**PROBLEM STATEMENT**. Copy each line of the data below with the word "JSON".

-------- SUPPLIED INFORMATION --------

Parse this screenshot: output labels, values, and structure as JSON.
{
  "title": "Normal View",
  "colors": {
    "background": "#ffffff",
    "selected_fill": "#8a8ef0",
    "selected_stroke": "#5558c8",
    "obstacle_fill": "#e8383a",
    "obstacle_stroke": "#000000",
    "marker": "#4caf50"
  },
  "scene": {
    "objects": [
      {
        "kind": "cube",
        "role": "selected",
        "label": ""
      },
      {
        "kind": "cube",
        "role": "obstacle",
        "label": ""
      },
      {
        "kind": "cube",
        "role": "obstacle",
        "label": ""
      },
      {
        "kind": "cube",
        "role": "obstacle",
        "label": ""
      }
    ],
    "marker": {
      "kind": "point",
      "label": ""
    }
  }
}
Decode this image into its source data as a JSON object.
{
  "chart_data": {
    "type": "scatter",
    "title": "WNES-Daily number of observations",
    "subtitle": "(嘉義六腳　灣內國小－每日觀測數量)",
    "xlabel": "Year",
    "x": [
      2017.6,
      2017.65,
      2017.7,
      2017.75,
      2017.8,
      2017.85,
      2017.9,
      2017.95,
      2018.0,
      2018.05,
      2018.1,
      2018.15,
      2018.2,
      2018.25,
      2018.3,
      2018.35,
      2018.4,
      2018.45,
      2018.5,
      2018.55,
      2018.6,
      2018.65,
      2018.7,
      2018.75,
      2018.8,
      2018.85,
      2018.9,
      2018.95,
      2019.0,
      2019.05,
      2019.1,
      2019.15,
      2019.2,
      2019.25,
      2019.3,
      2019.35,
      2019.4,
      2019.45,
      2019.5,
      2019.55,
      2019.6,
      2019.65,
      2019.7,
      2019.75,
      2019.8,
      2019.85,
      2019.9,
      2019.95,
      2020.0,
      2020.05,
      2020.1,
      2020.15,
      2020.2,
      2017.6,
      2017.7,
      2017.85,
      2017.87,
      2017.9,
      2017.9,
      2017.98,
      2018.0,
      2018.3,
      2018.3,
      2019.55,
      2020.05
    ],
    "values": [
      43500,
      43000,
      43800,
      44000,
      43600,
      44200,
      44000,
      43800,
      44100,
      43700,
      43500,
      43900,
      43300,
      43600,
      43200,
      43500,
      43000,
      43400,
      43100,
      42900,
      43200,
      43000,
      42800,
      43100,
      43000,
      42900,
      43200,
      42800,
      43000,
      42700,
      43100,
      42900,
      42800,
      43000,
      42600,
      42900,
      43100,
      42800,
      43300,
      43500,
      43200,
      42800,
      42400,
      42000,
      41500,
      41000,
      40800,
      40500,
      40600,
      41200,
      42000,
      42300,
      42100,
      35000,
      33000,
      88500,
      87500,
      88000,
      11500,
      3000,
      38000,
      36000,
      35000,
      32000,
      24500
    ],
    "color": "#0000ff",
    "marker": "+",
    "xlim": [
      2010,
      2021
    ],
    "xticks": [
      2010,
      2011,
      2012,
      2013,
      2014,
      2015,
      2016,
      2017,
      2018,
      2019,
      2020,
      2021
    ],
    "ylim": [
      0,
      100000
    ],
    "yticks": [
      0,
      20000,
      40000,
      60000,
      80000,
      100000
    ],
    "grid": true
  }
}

--------

**WRITTEN REPLY**.
Parse this screenshot: output labels, values, and structure as JSON.
Decode this image into its source data as a JSON object.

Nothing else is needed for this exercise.